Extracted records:
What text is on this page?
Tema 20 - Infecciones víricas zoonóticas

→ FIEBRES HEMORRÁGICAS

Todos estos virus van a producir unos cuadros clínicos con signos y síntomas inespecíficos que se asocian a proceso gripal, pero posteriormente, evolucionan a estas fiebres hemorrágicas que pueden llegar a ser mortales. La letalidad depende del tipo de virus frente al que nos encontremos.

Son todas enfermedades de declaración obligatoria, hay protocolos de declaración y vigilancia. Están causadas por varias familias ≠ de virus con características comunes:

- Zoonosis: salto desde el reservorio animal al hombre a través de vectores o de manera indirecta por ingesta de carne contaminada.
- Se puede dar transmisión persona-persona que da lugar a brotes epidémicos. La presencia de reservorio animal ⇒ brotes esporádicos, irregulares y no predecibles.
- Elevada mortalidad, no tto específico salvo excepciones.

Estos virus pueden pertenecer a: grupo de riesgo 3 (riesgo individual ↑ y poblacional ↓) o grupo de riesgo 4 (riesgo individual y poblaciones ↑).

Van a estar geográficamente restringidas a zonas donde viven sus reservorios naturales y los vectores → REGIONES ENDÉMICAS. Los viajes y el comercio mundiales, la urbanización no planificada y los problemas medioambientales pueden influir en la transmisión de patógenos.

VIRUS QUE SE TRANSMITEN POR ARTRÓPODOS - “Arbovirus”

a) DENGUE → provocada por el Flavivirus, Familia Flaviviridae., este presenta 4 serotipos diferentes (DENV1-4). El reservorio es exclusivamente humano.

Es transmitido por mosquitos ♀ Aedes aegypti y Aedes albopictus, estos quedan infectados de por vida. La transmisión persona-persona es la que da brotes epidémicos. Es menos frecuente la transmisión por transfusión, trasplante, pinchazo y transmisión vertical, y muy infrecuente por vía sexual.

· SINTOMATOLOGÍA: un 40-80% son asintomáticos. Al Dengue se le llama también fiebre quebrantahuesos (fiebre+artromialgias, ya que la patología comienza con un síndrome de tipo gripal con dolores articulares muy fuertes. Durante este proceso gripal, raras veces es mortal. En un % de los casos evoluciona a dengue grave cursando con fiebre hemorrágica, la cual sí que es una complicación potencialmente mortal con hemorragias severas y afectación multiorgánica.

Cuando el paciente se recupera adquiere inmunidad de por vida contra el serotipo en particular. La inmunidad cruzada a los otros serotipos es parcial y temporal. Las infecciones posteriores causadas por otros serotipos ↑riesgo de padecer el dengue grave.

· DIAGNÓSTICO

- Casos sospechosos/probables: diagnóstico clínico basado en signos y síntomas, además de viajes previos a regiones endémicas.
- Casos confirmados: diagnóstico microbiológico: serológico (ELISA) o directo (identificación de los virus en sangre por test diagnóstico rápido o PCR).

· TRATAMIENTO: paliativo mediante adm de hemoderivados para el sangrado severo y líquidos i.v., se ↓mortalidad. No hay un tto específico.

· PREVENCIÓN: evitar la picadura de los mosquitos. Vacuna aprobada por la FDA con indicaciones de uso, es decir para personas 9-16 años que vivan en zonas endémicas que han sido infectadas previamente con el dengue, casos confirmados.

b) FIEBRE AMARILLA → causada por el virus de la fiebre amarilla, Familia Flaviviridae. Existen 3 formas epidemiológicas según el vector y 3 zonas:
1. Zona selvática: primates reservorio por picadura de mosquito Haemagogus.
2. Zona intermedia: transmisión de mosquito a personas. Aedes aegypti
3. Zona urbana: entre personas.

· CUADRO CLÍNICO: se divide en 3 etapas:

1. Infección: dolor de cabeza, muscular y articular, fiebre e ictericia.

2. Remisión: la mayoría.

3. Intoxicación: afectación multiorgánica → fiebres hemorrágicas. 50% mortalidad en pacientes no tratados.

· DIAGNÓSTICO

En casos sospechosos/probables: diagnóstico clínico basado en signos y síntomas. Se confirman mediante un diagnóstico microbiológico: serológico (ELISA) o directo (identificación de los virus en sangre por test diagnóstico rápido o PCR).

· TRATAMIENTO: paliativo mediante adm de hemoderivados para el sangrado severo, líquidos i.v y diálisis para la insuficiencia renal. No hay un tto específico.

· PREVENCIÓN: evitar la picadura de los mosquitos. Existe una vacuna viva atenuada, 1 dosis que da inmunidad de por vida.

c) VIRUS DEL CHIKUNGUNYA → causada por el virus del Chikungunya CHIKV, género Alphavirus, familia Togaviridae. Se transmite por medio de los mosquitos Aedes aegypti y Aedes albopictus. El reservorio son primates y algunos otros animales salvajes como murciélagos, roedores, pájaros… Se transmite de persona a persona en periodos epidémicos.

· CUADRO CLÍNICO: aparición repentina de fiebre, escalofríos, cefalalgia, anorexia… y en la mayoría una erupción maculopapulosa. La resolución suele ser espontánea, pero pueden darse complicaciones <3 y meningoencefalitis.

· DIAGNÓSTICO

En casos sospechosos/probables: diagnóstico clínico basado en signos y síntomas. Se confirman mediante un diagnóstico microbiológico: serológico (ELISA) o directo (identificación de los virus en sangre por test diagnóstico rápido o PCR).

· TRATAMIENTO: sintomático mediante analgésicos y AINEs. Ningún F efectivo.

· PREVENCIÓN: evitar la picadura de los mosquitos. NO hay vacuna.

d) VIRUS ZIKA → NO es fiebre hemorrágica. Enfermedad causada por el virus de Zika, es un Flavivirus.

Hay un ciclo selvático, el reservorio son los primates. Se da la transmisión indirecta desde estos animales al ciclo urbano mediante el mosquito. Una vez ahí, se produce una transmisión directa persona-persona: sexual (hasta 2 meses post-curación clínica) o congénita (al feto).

WHAT IS EXPECTED:
Which of the lines above contain "vida"? Return them all.

SOLUTION:
Es transmitido por mosquitos ♀ Aedes aegypti y Aedes albopictus, estos quedan infectados de por vida. La transmisión persona-persona es la que da brotes epidémicos. Es menos frecuente la transmisión por transfusión, trasplante, pinchazo y transmisión vertical, y muy infrecuente por vía sexual.
Cuando el paciente se recupera adquiere inmunidad de por vida contra el serotipo en particular. La inmunidad cruzada a los otros serotipos es parcial y temporal. Las infecciones posteriores causadas por otros serotipos ↑riesgo de padecer el dengue grave.
· PREVENCIÓN: evitar la picadura de los mosquitos. Existe una vacuna viva atenuada, 1 dosis que da inmunidad de por vida.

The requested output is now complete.